## WRITTEN TASKS:
1. Return the loan modification notice word for word.
2. Retype only the listing lines from the one containing "point-nsc-filled [336, 118, 346, 127]" through the one containing "x-tick-label: 64 [255, 360, 269, 375]", including both of those lines.

═══ TEXT TO READ ═══

Item 1.01 Entry into a Material Definitive Agreement.
On January 24, 2008, the Company entered into a promissory note and loan modification agreement
(the loan modification) with Wachovia Bank, National Association (the Bank), the lender on the
Companys two mortgages relating to the Companys corporate offices and distribution center and
$35.0 million line of credit, dated October 28, 2003, as amended (together, the loan documents).
Due to the Companys continuing review of its inventory accounting methods as previously disclosed
in its Current Report on Form 8-K and press release dated October 24, 2007, the Company was unable
to file its Form 10-Q for the quarter ended September 30, 2007 (the Form 10-Q) by the due date of
November 9, 2007. In addition, as reported, the Company will be required to restate financial
statements for certain prior periods. The inventory accounting review and restatement process has
delayed the delivery to the Bank of the Companys financial statements for the quarter ended
September 30, 2007. Pursuant to the loan modification, the Bank has agreed to waive non-compliance
with certain provisions of the loan documents as a result of the matters described above, including
without limitation, the Companys failure to deliver the financial statements for the quarter ended
September 30, 2007. This waiver does not include potential defaults that may exist in the future
relating to the restatements; provided, however, that the Bank agreed to not recalculate interest
for any prior periods.

═══ RAW DATA ═══

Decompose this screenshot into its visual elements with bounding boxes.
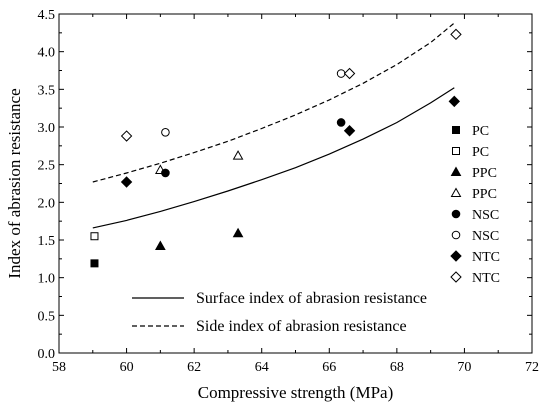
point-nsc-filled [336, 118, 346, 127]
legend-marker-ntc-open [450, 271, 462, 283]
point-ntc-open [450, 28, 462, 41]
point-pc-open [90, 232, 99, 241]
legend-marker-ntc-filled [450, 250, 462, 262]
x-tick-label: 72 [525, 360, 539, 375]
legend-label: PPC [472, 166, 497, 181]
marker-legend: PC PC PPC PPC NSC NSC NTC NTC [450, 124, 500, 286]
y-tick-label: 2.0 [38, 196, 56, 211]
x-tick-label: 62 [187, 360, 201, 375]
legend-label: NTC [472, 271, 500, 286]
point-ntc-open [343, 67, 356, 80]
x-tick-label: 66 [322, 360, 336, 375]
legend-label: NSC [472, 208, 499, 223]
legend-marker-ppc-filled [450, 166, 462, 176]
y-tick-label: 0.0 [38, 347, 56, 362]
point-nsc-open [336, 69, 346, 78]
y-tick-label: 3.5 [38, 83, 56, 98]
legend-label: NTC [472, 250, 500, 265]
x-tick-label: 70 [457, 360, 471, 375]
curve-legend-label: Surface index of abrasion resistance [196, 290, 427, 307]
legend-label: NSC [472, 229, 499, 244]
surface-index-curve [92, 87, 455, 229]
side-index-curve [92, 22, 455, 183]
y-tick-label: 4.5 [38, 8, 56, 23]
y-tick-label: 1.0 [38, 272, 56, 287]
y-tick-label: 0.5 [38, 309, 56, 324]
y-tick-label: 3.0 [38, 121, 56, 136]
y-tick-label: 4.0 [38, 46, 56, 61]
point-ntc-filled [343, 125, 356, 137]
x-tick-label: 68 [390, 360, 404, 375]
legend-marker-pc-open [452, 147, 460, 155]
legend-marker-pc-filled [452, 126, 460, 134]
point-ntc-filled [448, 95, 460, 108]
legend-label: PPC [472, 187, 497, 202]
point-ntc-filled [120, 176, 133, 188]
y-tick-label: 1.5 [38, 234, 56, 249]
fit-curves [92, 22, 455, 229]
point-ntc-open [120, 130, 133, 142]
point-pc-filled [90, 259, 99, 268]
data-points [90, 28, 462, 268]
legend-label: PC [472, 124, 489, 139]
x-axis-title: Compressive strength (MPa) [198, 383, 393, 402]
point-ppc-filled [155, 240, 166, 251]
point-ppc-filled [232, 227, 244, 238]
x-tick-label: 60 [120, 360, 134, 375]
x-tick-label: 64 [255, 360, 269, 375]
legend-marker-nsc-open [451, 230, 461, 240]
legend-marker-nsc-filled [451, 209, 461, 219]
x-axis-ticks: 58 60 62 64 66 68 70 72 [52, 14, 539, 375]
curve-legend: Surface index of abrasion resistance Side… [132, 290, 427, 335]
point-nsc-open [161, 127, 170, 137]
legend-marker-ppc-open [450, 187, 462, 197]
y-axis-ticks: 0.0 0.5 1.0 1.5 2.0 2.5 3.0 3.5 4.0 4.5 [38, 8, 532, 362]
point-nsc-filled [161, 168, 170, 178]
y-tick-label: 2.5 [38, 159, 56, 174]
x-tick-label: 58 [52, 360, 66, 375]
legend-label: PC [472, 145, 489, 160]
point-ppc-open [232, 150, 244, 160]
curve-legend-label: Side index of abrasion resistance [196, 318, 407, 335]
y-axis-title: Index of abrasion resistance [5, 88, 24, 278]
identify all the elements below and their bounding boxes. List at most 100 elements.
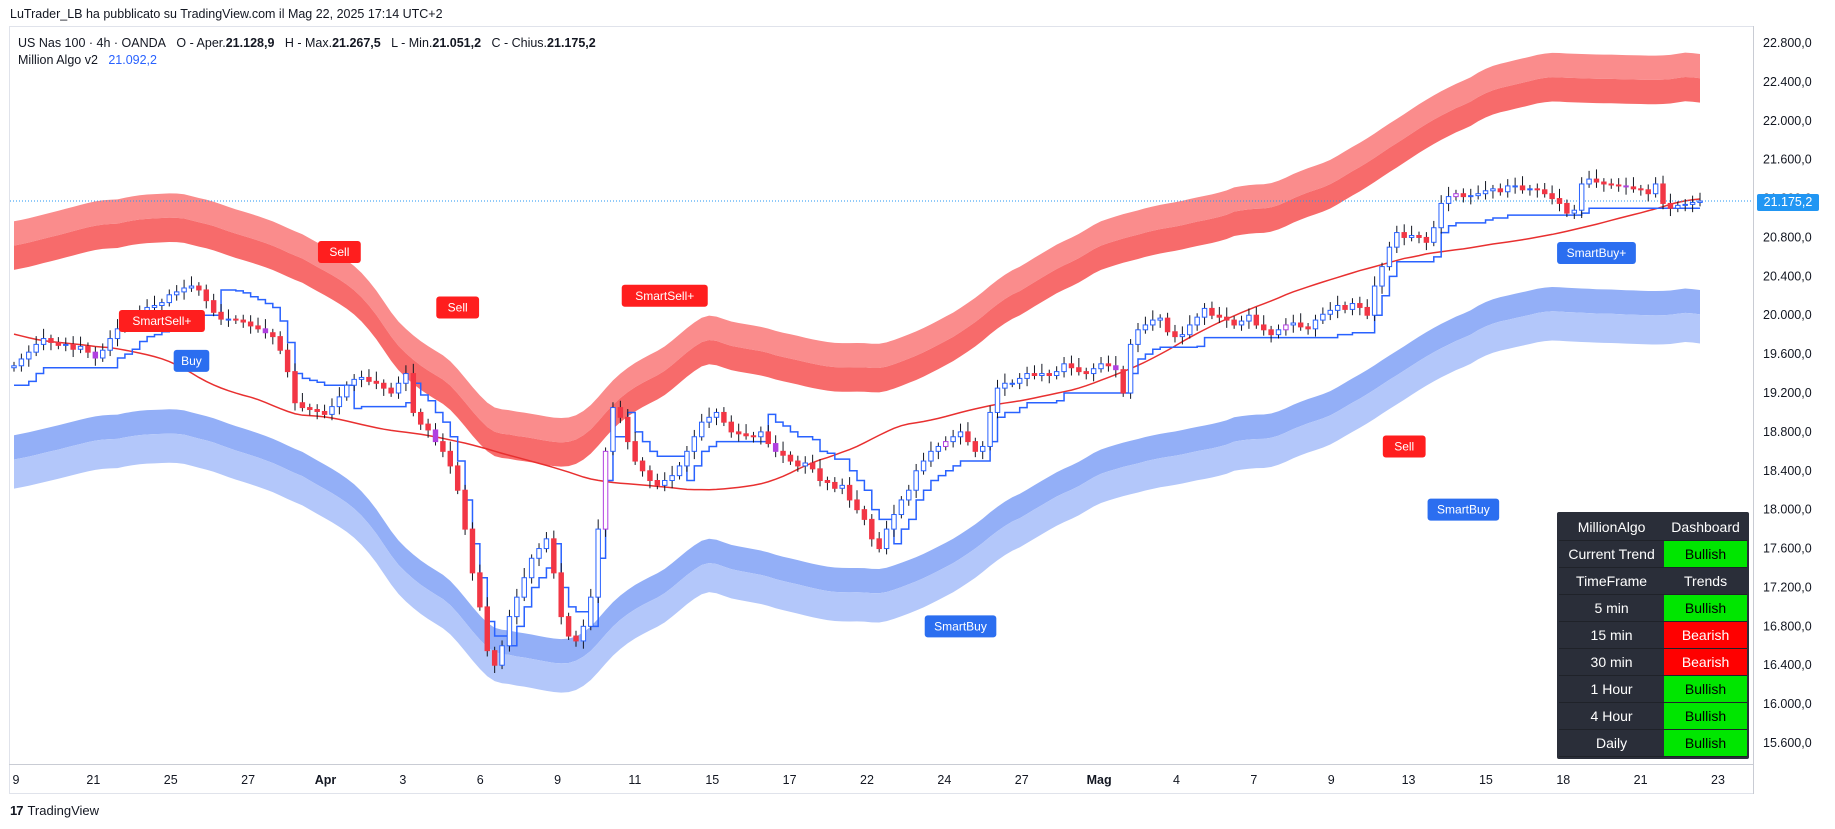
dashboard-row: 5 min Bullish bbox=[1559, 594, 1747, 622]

═══

## ANSWERS:
1.
Item 1.01 Entry into a Material Definitive Agreement.
On January 24, 2008, the Company entered into a promissory note and loan modification agreement
(the loan modification) with Wachovia Bank, National Association (the Bank), the lender on the
Companys two mortgages relating to the Companys corporate offices and distribution center and
$35.0 million line of credit, dated October 28, 2003, as amended (together, the loan documents).
Due to the Companys continuing review of its inventory accounting methods as previously disclosed
in its Current Report on Form 8-K and press release dated October 24, 2007, the Company was unable
to file its Form 10-Q for the quarter ended September 30, 2007 (the Form 10-Q) by the due date of
November 9, 2007. In addition, as reported, the Company will be required to restate financial
statements for certain prior periods. The inventory accounting review and restatement process has
delayed the delivery to the Bank of the Companys financial statements for the quarter ended
September 30, 2007. Pursuant to the loan modification, the Bank has agreed to waive non-compliance
with certain provisions of the loan documents as a result of the matters described above, including
without limitation, the Companys failure to deliver the financial statements for the quarter ended
September 30, 2007. This waiver does not include potential defaults that may exist in the future
relating to the restatements; provided, however, that the Bank agreed to not recalculate interest
for any prior periods.

2.
point-nsc-filled [336, 118, 346, 127]
legend-marker-ntc-open [450, 271, 462, 283]
point-ntc-open [450, 28, 462, 41]
point-pc-open [90, 232, 99, 241]
legend-marker-ntc-filled [450, 250, 462, 262]
x-tick-label: 72 [525, 360, 539, 375]
legend-label: PPC [472, 166, 497, 181]
marker-legend: PC PC PPC PPC NSC NSC NTC NTC [450, 124, 500, 286]
y-tick-label: 2.0 [38, 196, 56, 211]
x-tick-label: 62 [187, 360, 201, 375]
legend-label: NTC [472, 271, 500, 286]
point-ntc-open [343, 67, 356, 80]
x-tick-label: 66 [322, 360, 336, 375]
legend-label: NSC [472, 208, 499, 223]
legend-marker-ppc-filled [450, 166, 462, 176]
y-tick-label: 0.0 [38, 347, 56, 362]
point-nsc-open [336, 69, 346, 78]
y-tick-label: 3.5 [38, 83, 56, 98]
legend-label: NTC [472, 250, 500, 265]
x-tick-label: 70 [457, 360, 471, 375]
curve-legend-label: Surface index of abrasion resistance [196, 290, 427, 307]
legend-label: NSC [472, 229, 499, 244]
surface-index-curve [92, 87, 455, 229]
side-index-curve [92, 22, 455, 183]
y-tick-label: 4.5 [38, 8, 56, 23]
y-tick-label: 1.0 [38, 272, 56, 287]
y-tick-label: 0.5 [38, 309, 56, 324]
y-tick-label: 3.0 [38, 121, 56, 136]
y-tick-label: 4.0 [38, 46, 56, 61]
point-ntc-filled [343, 125, 356, 137]
x-tick-label: 68 [390, 360, 404, 375]
legend-marker-pc-open [452, 147, 460, 155]
legend-marker-pc-filled [452, 126, 460, 134]
point-ntc-filled [448, 95, 460, 108]
legend-label: PPC [472, 187, 497, 202]
point-ntc-filled [120, 176, 133, 188]
y-tick-label: 1.5 [38, 234, 56, 249]
fit-curves [92, 22, 455, 229]
point-ntc-open [120, 130, 133, 142]
point-pc-filled [90, 259, 99, 268]
data-points [90, 28, 462, 268]
legend-label: PC [472, 124, 489, 139]
x-axis-title: Compressive strength (MPa) [198, 383, 393, 402]
point-ppc-filled [155, 240, 166, 251]
point-ppc-filled [232, 227, 244, 238]
x-tick-label: 60 [120, 360, 134, 375]
x-tick-label: 64 [255, 360, 269, 375]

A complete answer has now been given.